Sistema vs anti-sistema: a grande ameaça
para Hillary
Numa eleição
muito marcada pela crítica ao «politicamente correto» e ao «business as usual»,
numa dicotomia cada vez mais construída em torno do «sistema vs anti sistema»,
Hillary corre o sério risco de ser atirada para o canto do «sistema» que grande
parte do eleitorado pretende, desta vez, penalizar.
E Trump tem
sabido, pelo menos até agora, surfar a onda do discurso anti-políticos até ao
limite, transformando um aparente handicap (o de não ter qualquer experiência
política, algo quase absurdo para quem conseguirá obter a nomeação presidencial
de um grande partido do sistema como é o GOP), num eventual trunfo.
Mas até
novembro essa dinâmica pode alterar-se um pouco.
Por um lado,
não se vê como possível que a Convenção de Cleveland possa correr
particularmente bem a Trump.
Uma parte
muito significativa do Partido Republicano não o aceitará (Bush pai, Bush filho,
John McCain, Mitt Romney, só para falar dos últimos quatro nomeados
presidenciais do partido…) e isso terá uma expressão eleitoral.
Por outro
lado, no campo democrata, a questão central será: como vai Hillary obter a paz
com Bernie Sanders e os seus surpreendentes 40% de votantes democratas?

-=-=-

_Objetivos:_
1. Responda às seguintes perguntas com base no excerto sobre a eleição presidencial:
(a) Que aparente handicap de Trump poderá transformar-se, segundo o excerto, num eventual trunfo?
(b) Em que cidade se realizará a Convenção referida?
(c) Que percentagem de votantes democratas é atribuída a Bernie Sanders?
2. Prossiga o excerto sobre a eleição presidencial a partir da pergunta com que termina.

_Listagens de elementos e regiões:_
-=-=-

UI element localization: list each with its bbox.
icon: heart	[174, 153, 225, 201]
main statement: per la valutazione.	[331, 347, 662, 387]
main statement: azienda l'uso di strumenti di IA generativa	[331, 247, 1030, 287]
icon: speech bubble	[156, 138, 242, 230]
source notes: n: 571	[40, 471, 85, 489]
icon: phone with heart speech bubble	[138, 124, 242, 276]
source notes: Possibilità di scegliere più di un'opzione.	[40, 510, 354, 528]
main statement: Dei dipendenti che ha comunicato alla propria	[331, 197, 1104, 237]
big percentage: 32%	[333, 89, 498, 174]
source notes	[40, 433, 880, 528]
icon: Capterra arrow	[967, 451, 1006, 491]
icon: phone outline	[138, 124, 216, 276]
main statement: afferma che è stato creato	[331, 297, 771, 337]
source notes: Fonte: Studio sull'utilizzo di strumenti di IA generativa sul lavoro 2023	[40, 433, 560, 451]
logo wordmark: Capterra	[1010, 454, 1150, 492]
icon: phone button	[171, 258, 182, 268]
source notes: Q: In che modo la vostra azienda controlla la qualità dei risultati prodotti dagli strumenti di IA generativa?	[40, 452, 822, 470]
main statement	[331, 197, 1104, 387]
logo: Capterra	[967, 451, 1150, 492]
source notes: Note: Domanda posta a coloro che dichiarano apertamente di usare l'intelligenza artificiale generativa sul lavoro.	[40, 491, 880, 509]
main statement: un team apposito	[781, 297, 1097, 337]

-=-=-

_Respostas às tarefas:_
1.
(a) O de não ter qualquer experiência política.
(b) Em Cleveland.
(c) 40%.

2.
As eleições
presidenciais nos EUA são, certamente, política e ideias. Mas são também muito
matemática.
Ora, o que
vai decidir são, mais ou menos, estas contas:
a) que percentagem dos votos
Sanders vão escapar para a abstenção ou até para Trump?;
b) que percentagem da
aversão republicana a Trump vai refletir-se em abstenção ou até em votos
Hillary?;
c) vão os negros, as mulheres, os jovens e os hispânicos (a «coligação Obama» de 2008 e 2012) manter-se fiéis a Hillary ou assistiremos a mudanças dramáticas no comportamento eleitoral desses segmentos?
Apontadas
todas estas inquietações, que fique claro: nesta fase pelo menos, a cinco meses
da grande eleição, Hillary Clinton continua a ser a pessoa mais bem posicionada
para suceder a Barack Obama na presidência dos EUA.
Mesmo
estando ela em tendência descendente e o seu adversário aparentemente a
crescer.
Será assim
até novembro?
Faltam 159 DIAS para
as eleições presidenciais nos EUA.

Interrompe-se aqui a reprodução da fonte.